* _Data drawn from a collection_
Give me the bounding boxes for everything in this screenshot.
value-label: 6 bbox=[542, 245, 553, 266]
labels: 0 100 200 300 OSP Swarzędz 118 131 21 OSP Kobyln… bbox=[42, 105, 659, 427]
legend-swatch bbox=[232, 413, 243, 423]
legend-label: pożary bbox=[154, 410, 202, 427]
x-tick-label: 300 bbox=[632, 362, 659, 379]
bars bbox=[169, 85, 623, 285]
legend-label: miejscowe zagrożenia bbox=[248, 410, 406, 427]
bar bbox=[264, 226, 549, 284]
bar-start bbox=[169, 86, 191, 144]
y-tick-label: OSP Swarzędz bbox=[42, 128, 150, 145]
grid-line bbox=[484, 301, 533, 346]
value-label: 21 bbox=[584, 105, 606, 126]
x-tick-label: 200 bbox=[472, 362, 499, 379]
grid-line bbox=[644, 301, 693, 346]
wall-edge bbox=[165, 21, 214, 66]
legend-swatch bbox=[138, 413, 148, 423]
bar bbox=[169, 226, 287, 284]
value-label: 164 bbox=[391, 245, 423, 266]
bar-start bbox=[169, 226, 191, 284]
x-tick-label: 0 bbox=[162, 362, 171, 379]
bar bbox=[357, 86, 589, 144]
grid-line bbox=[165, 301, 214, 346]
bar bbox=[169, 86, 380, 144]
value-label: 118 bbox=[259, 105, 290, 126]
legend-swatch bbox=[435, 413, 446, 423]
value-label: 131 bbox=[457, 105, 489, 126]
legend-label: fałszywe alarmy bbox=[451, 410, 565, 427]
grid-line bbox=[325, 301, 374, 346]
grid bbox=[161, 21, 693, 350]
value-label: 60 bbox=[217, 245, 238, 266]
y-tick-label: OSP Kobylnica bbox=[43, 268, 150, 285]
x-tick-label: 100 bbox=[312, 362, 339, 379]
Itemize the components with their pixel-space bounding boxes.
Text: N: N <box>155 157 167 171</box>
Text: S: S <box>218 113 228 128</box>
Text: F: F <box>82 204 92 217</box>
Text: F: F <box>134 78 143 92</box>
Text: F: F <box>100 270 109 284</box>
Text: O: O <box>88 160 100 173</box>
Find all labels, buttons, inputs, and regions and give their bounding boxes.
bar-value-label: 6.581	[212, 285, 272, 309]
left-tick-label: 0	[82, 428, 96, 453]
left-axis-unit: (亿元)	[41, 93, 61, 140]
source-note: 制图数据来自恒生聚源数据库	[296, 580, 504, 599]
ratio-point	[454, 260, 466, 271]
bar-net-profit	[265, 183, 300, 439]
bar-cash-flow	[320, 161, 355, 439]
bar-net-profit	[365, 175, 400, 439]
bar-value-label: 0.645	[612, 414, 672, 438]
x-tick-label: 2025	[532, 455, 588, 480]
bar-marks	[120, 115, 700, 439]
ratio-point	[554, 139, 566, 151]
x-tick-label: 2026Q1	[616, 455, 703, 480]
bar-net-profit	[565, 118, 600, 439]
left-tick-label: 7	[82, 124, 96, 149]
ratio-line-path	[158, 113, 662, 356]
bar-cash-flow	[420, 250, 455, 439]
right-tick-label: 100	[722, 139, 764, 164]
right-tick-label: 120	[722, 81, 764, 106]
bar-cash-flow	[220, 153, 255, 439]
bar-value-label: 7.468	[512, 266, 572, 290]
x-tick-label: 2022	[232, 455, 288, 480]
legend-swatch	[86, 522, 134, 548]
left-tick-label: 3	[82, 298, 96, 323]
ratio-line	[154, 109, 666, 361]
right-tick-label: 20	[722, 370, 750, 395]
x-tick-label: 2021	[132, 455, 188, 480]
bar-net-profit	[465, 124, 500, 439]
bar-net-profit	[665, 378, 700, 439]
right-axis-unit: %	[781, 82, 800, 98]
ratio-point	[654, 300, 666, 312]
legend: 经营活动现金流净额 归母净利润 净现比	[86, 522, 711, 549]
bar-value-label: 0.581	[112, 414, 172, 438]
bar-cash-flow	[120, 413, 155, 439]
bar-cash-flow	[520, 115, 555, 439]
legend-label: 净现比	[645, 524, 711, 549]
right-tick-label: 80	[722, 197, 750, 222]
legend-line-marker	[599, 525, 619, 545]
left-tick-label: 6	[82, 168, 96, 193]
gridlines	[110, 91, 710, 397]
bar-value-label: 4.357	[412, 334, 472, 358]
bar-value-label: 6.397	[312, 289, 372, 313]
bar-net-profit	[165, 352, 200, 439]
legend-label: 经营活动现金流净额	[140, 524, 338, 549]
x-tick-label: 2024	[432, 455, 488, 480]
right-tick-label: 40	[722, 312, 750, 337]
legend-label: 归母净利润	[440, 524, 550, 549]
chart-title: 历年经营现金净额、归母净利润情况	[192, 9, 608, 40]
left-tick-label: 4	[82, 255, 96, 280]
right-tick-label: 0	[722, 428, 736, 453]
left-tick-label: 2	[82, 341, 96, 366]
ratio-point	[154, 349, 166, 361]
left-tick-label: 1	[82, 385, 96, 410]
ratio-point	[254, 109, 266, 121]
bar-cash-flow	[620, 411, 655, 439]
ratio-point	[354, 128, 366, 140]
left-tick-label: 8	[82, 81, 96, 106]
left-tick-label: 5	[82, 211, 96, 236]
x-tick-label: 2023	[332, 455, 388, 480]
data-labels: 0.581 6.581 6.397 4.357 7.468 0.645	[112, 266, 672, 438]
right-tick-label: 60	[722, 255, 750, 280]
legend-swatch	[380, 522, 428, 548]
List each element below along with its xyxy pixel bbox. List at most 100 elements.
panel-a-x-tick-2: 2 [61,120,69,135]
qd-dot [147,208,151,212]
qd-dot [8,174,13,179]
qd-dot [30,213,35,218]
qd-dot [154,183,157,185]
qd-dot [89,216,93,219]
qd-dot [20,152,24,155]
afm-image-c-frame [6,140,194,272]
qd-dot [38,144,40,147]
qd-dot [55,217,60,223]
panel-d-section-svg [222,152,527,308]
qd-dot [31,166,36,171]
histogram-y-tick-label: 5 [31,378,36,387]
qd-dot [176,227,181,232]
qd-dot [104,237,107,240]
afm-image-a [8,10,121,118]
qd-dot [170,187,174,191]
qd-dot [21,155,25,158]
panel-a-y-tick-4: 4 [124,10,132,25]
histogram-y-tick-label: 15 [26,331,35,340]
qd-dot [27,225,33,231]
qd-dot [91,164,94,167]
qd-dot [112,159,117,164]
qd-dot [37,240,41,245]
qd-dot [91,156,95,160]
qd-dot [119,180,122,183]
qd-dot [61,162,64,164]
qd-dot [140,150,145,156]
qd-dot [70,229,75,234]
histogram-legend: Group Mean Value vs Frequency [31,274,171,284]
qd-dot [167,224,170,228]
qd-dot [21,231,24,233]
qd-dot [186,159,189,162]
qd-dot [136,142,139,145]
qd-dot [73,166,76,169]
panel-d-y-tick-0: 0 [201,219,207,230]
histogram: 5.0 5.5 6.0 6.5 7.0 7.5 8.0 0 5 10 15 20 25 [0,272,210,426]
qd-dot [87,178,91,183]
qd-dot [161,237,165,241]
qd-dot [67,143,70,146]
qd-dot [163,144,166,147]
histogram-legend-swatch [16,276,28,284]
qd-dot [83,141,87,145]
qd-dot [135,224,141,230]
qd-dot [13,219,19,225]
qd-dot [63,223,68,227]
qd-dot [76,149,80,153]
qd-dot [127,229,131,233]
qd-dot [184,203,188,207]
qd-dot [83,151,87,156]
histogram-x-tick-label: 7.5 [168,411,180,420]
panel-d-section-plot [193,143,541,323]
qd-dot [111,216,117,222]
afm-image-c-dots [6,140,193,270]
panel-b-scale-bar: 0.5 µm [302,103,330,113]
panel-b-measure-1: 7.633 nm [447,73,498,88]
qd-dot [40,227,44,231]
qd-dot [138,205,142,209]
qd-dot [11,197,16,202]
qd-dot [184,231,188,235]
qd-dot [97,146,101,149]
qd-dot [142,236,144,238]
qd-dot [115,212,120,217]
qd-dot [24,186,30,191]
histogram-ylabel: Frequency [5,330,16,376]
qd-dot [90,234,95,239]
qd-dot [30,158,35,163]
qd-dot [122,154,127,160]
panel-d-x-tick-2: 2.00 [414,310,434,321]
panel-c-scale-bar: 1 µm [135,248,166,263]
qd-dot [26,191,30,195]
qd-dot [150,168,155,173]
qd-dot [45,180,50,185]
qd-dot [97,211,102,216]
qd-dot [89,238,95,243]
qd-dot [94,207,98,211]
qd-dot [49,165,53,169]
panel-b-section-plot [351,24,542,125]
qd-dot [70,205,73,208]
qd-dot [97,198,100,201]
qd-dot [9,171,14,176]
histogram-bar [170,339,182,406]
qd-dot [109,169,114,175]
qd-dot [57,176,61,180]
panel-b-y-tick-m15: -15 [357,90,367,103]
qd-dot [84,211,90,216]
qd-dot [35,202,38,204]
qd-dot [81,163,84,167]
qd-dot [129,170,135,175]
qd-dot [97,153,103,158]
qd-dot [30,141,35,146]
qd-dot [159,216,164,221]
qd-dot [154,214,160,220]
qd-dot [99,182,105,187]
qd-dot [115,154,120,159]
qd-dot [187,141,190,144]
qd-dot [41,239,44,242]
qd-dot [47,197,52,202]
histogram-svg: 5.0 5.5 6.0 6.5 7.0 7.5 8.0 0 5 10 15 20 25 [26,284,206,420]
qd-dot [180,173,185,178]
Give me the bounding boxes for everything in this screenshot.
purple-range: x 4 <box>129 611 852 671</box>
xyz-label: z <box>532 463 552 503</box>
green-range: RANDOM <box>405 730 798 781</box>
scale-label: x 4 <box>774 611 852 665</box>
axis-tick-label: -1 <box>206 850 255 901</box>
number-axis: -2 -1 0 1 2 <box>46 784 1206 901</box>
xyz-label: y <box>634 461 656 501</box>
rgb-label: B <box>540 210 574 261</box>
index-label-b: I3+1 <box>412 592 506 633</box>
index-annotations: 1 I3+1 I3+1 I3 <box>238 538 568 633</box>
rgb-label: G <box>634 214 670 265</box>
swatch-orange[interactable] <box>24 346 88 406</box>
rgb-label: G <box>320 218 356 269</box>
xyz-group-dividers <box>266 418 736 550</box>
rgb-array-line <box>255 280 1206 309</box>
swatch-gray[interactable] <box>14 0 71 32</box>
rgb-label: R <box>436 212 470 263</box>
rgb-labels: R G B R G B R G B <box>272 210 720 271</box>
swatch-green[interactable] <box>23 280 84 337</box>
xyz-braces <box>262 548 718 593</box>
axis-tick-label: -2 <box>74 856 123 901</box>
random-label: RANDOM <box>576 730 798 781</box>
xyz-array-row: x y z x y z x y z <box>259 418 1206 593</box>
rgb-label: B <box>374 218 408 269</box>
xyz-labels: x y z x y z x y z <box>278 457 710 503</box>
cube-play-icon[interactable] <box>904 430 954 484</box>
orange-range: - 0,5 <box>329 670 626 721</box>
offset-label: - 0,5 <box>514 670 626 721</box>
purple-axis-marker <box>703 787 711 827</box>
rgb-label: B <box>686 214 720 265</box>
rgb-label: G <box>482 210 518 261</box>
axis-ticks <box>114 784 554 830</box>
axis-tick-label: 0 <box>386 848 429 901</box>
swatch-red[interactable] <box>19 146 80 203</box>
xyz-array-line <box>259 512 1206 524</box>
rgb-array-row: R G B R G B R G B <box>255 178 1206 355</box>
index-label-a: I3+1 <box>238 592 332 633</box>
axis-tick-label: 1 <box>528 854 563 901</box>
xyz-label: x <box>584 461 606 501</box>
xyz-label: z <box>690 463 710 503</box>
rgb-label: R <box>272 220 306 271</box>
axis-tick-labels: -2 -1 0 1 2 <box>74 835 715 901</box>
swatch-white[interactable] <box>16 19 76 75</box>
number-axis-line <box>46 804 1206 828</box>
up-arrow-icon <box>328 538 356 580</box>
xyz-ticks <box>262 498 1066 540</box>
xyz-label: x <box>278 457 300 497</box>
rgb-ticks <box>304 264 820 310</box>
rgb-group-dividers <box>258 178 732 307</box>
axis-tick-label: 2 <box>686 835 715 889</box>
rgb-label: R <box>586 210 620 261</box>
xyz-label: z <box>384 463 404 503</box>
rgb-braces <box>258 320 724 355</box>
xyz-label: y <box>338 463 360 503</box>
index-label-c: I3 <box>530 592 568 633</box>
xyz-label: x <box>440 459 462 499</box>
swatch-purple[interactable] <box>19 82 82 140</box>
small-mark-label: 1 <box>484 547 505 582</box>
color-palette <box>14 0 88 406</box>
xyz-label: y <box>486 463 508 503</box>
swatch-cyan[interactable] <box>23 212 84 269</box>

* _BRIEF_
Rewrite the material from its first line up to and including the line with "value-label: 118 bbox=[259, 105, 290, 126]", replacing "grid-line" with "gridline" and leaving everything else unchanged.

* _ANSWER TO THE EXERCISE_
Give me the bounding boxes for everything in this screenshot.
value-label: 6 bbox=[542, 245, 553, 266]
labels: 0 100 200 300 OSP Swarzędz 118 131 21 OSP Kobyln… bbox=[42, 105, 659, 427]
legend-swatch bbox=[232, 413, 243, 423]
legend-label: pożary bbox=[154, 410, 202, 427]
x-tick-label: 300 bbox=[632, 362, 659, 379]
bars bbox=[169, 85, 623, 285]
legend-label: miejscowe zagrożenia bbox=[248, 410, 406, 427]
bar bbox=[264, 226, 549, 284]
bar-start bbox=[169, 86, 191, 144]
y-tick-label: OSP Swarzędz bbox=[42, 128, 150, 145]
gridline bbox=[484, 301, 533, 346]
value-label: 21 bbox=[584, 105, 606, 126]
x-tick-label: 200 bbox=[472, 362, 499, 379]
gridline bbox=[644, 301, 693, 346]
wall-edge bbox=[165, 21, 214, 66]
legend-swatch bbox=[138, 413, 148, 423]
bar bbox=[169, 226, 287, 284]
value-label: 164 bbox=[391, 245, 423, 266]
bar-start bbox=[169, 226, 191, 284]
x-tick-label: 0 bbox=[162, 362, 171, 379]
bar bbox=[357, 86, 589, 144]
gridline bbox=[165, 301, 214, 346]
bar bbox=[169, 86, 380, 144]
value-label: 118 bbox=[259, 105, 290, 126]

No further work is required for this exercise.